# [YOUR GOAL]
Omit any picture, and return the remaining data exactly as written.

# [INFORMATION SHOWN]
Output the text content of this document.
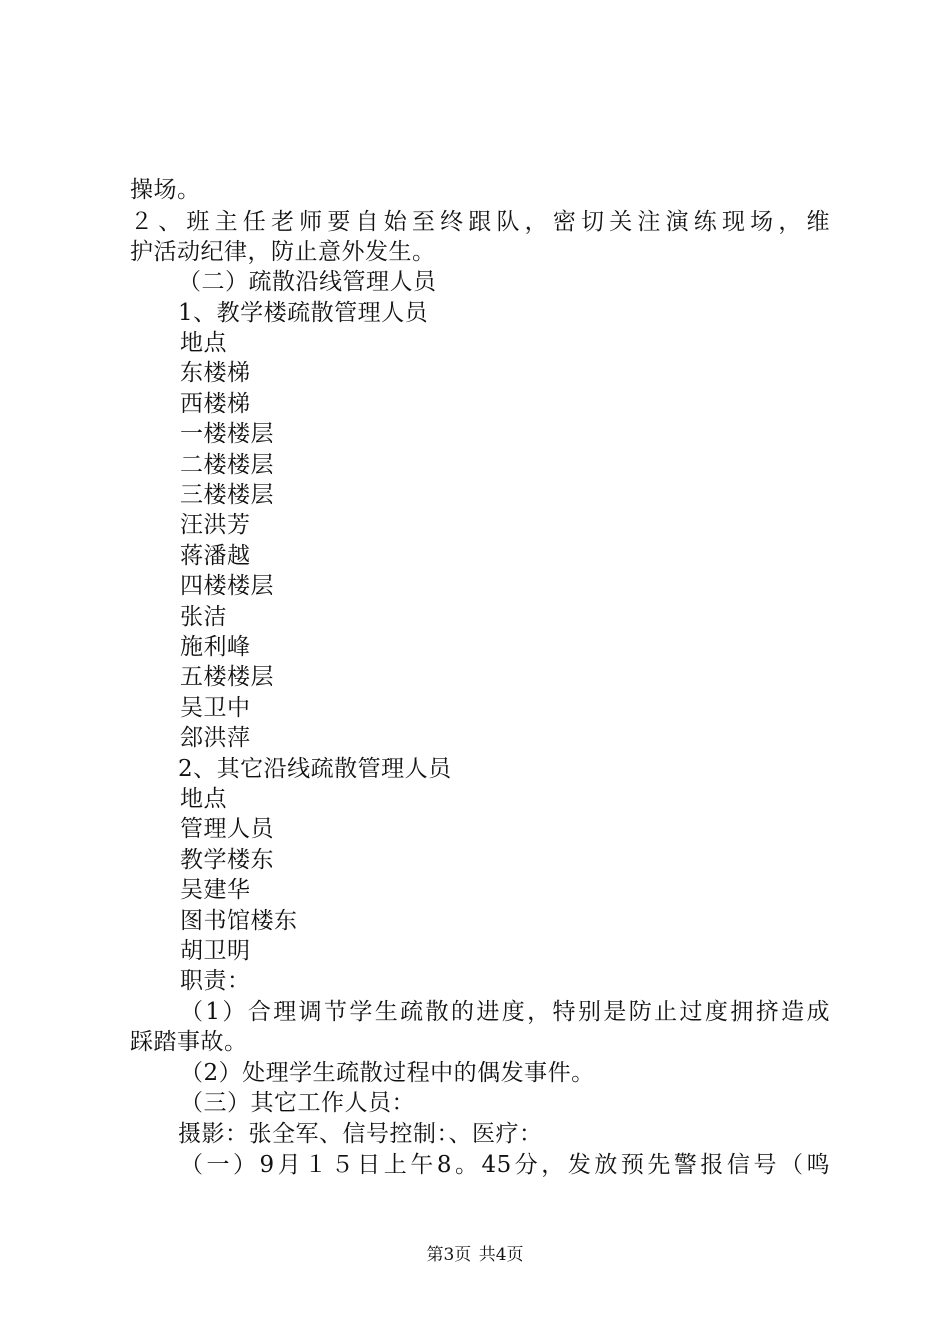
操场。
２、班主任老师要自始至终跟队，密切关注演练现场，维
护活动纪律，防止意外发生。
（二）疏散沿线管理人员
1、教学楼疏散管理人员
地点
东楼梯
西楼梯
一楼楼层
二楼楼层
三楼楼层
汪洪芳
蒋潘越
四楼楼层
张洁
施利峰
五楼楼层
吴卫中
郐洪萍
2、其它沿线疏散管理人员
地点
管理人员
教学楼东
吴建华
图书馆楼东
胡卫明
职责：
（1）合理调节学生疏散的进度，特别是防止过度拥挤造成
踩踏事故。
（2）处理学生疏散过程中的偶发事件。
（三）其它工作人员：
摄影：张全军、信号控制：、医疗：
（一）9月１５日上午8。45分，发放预先警报信号（鸣
第3页 共4页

# [FINISHED ANSWER]
Output the text content of this document.
操场。
２、班主任老师要自始至终跟队，密切关注演练现场，维
护活动纪律，防止意外发生。
（二）疏散沿线管理人员
1、教学楼疏散管理人员
地点
东楼梯
西楼梯
一楼楼层
二楼楼层
三楼楼层
汪洪芳
蒋潘越
四楼楼层
张洁
施利峰
五楼楼层
吴卫中
郐洪萍
2、其它沿线疏散管理人员
地点
管理人员
教学楼东
吴建华
图书馆楼东
胡卫明
职责：
（1）合理调节学生疏散的进度，特别是防止过度拥挤造成
踩踏事故。
（2）处理学生疏散过程中的偶发事件。
（三）其它工作人员：
摄影：张全军、信号控制：、医疗：
（一）9月１５日上午8。45分，发放预先警报信号（鸣
第3页 共4页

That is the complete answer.